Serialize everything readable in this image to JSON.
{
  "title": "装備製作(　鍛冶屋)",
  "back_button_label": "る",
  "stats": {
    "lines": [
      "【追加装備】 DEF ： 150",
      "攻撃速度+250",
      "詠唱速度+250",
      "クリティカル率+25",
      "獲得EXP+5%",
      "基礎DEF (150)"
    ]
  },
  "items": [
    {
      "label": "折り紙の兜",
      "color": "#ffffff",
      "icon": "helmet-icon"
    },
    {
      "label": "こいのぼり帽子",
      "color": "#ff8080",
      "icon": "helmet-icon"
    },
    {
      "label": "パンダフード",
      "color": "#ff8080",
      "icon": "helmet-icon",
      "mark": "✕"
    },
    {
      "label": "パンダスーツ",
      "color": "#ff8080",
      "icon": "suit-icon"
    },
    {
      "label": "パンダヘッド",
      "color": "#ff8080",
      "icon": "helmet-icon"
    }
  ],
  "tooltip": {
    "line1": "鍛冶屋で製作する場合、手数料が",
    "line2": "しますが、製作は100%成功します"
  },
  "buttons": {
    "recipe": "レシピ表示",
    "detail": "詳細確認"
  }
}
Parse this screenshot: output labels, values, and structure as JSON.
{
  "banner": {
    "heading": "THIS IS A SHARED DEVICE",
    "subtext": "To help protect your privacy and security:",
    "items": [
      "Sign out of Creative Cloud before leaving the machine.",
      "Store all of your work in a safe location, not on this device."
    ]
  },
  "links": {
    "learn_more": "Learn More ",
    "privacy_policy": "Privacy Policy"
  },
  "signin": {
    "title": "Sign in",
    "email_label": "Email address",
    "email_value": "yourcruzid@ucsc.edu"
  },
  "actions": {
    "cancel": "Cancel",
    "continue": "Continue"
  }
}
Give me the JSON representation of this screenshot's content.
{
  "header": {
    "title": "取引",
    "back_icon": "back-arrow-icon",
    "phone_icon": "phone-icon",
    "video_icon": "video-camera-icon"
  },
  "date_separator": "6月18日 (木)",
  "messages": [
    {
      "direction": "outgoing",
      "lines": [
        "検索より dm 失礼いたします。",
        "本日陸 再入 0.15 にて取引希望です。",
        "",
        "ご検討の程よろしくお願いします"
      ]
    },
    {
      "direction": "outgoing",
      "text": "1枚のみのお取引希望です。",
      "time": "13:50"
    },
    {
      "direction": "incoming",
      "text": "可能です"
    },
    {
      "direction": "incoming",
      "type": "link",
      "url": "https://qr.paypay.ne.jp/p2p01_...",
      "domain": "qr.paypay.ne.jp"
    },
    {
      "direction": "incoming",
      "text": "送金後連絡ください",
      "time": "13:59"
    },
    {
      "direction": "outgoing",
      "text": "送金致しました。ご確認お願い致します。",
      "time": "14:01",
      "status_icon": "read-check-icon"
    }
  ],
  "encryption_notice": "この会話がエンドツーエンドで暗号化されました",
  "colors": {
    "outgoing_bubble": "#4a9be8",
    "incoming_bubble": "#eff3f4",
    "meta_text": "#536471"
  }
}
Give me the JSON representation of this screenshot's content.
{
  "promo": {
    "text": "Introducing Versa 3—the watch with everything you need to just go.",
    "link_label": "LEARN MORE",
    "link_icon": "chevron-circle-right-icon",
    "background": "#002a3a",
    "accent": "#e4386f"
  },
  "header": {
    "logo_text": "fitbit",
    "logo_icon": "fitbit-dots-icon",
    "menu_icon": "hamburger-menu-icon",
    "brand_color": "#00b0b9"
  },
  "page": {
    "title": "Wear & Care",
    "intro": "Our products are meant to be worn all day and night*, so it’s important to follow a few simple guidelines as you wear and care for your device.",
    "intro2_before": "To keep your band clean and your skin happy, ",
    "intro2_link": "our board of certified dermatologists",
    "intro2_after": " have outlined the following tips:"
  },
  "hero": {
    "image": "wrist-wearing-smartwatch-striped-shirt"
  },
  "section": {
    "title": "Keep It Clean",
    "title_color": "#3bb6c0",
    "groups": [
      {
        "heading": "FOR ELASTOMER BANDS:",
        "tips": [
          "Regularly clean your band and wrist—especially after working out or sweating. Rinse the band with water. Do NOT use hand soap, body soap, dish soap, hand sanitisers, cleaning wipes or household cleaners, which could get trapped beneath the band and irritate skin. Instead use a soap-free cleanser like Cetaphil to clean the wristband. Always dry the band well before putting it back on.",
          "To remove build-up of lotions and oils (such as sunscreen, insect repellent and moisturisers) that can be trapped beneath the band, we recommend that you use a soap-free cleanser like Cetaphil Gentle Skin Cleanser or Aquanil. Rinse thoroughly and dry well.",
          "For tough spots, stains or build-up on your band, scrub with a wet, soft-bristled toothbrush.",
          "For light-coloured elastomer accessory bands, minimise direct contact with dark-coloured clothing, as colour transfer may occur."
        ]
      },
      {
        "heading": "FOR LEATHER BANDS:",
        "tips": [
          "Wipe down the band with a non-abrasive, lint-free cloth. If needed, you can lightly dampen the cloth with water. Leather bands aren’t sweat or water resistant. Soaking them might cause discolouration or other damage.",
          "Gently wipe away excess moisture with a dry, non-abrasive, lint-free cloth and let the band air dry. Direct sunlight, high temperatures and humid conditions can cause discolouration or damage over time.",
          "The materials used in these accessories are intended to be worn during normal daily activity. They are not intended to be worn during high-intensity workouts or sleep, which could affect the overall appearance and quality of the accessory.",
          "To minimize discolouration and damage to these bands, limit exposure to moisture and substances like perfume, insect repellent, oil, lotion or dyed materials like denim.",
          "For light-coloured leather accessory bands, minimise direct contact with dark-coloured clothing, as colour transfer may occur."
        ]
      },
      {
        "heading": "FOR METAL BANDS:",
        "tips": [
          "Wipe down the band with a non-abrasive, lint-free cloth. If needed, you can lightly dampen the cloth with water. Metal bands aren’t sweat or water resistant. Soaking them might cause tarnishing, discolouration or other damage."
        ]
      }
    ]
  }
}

Direction: From the records above, extract every line exactly as it stands.

Answer to this exercise:
Serialize everything readable in this image to JSON.
{
  "title": "装備製作(　鍛冶屋)",
  "back_button_label": "る",
  "stats": {
    "lines": [
      "【追加装備】 DEF ： 150",
      "攻撃速度+250",
      "詠唱速度+250",
      "クリティカル率+25",
      "獲得EXP+5%",
      "基礎DEF (150)"
    ]
  },
  "items": [
    {
      "label": "折り紙の兜",
      "color": "#ffffff",
      "icon": "helmet-icon"
    },
    {
      "label": "こいのぼり帽子",
      "color": "#ff8080",
      "icon": "helmet-icon"
    },
    {
      "label": "パンダフード",
      "color": "#ff8080",
      "icon": "helmet-icon",
      "mark": "✕"
    },
    {
      "label": "パンダスーツ",
      "color": "#ff8080",
      "icon": "suit-icon"
    },
    {
      "label": "パンダヘッド",
      "color": "#ff8080",
      "icon": "helmet-icon"
    }
  ],
  "tooltip": {
    "line1": "鍛冶屋で製作する場合、手数料が",
    "line2": "しますが、製作は100%成功します"
  },
  "buttons": {
    "recipe": "レシピ表示",
    "detail": "詳細確認"
  }
}
Parse this screenshot: output labels, values, and structure as JSON.
{
  "banner": {
    "heading": "THIS IS A SHARED DEVICE",
    "subtext": "To help protect your privacy and security:",
    "items": [
      "Sign out of Creative Cloud before leaving the machine.",
      "Store all of your work in a safe location, not on this device."
    ]
  },
  "links": {
    "learn_more": "Learn More ",
    "privacy_policy": "Privacy Policy"
  },
  "signin": {
    "title": "Sign in",
    "email_label": "Email address",
    "email_value": "yourcruzid@ucsc.edu"
  },
  "actions": {
    "cancel": "Cancel",
    "continue": "Continue"
  }
}
Give me the JSON representation of this screenshot's content.
{
  "header": {
    "title": "取引",
    "back_icon": "back-arrow-icon",
    "phone_icon": "phone-icon",
    "video_icon": "video-camera-icon"
  },
  "date_separator": "6月18日 (木)",
  "messages": [
    {
      "direction": "outgoing",
      "lines": [
        "検索より dm 失礼いたします。",
        "本日陸 再入 0.15 にて取引希望です。",
        "",
        "ご検討の程よろしくお願いします"
      ]
    },
    {
      "direction": "outgoing",
      "text": "1枚のみのお取引希望です。",
      "time": "13:50"
    },
    {
      "direction": "incoming",
      "text": "可能です"
    },
    {
      "direction": "incoming",
      "type": "link",
      "url": "https://qr.paypay.ne.jp/p2p01_...",
      "domain": "qr.paypay.ne.jp"
    },
    {
      "direction": "incoming",
      "text": "送金後連絡ください",
      "time": "13:59"
    },
    {
      "direction": "outgoing",
      "text": "送金致しました。ご確認お願い致します。",
      "time": "14:01",
      "status_icon": "read-check-icon"
    }
  ],
  "encryption_notice": "この会話がエンドツーエンドで暗号化されました",
  "colors": {
    "outgoing_bubble": "#4a9be8",
    "incoming_bubble": "#eff3f4",
    "meta_text": "#536471"
  }
}
Give me the JSON representation of this screenshot's content.
{
  "promo": {
    "text": "Introducing Versa 3—the watch with everything you need to just go.",
    "link_label": "LEARN MORE",
    "link_icon": "chevron-circle-right-icon",
    "background": "#002a3a",
    "accent": "#e4386f"
  },
  "header": {
    "logo_text": "fitbit",
    "logo_icon": "fitbit-dots-icon",
    "menu_icon": "hamburger-menu-icon",
    "brand_color": "#00b0b9"
  },
  "page": {
    "title": "Wear & Care",
    "intro": "Our products are meant to be worn all day and night*, so it’s important to follow a few simple guidelines as you wear and care for your device.",
    "intro2_before": "To keep your band clean and your skin happy, ",
    "intro2_link": "our board of certified dermatologists",
    "intro2_after": " have outlined the following tips:"
  },
  "hero": {
    "image": "wrist-wearing-smartwatch-striped-shirt"
  },
  "section": {
    "title": "Keep It Clean",
    "title_color": "#3bb6c0",
    "groups": [
      {
        "heading": "FOR ELASTOMER BANDS:",
        "tips": [
          "Regularly clean your band and wrist—especially after working out or sweating. Rinse the band with water. Do NOT use hand soap, body soap, dish soap, hand sanitisers, cleaning wipes or household cleaners, which could get trapped beneath the band and irritate skin. Instead use a soap-free cleanser like Cetaphil to clean the wristband. Always dry the band well before putting it back on.",
          "To remove build-up of lotions and oils (such as sunscreen, insect repellent and moisturisers) that can be trapped beneath the band, we recommend that you use a soap-free cleanser like Cetaphil Gentle Skin Cleanser or Aquanil. Rinse thoroughly and dry well.",
          "For tough spots, stains or build-up on your band, scrub with a wet, soft-bristled toothbrush.",
          "For light-coloured elastomer accessory bands, minimise direct contact with dark-coloured clothing, as colour transfer may occur."
        ]
      },
      {
        "heading": "FOR LEATHER BANDS:",
        "tips": [
          "Wipe down the band with a non-abrasive, lint-free cloth. If needed, you can lightly dampen the cloth with water. Leather bands aren’t sweat or water resistant. Soaking them might cause discolouration or other damage.",
          "Gently wipe away excess moisture with a dry, non-abrasive, lint-free cloth and let the band air dry. Direct sunlight, high temperatures and humid conditions can cause discolouration or damage over time.",
          "The materials used in these accessories are intended to be worn during normal daily activity. They are not intended to be worn during high-intensity workouts or sleep, which could affect the overall appearance and quality of the accessory.",
          "To minimize discolouration and damage to these bands, limit exposure to moisture and substances like perfume, insect repellent, oil, lotion or dyed materials like denim.",
          "For light-coloured leather accessory bands, minimise direct contact with dark-coloured clothing, as colour transfer may occur."
        ]
      },
      {
        "heading": "FOR METAL BANDS:",
        "tips": [
          "Wipe down the band with a non-abrasive, lint-free cloth. If needed, you can lightly dampen the cloth with water. Metal bands aren’t sweat or water resistant. Soaking them might cause tarnishing, discolouration or other damage."
        ]
      }
    ]
  }
}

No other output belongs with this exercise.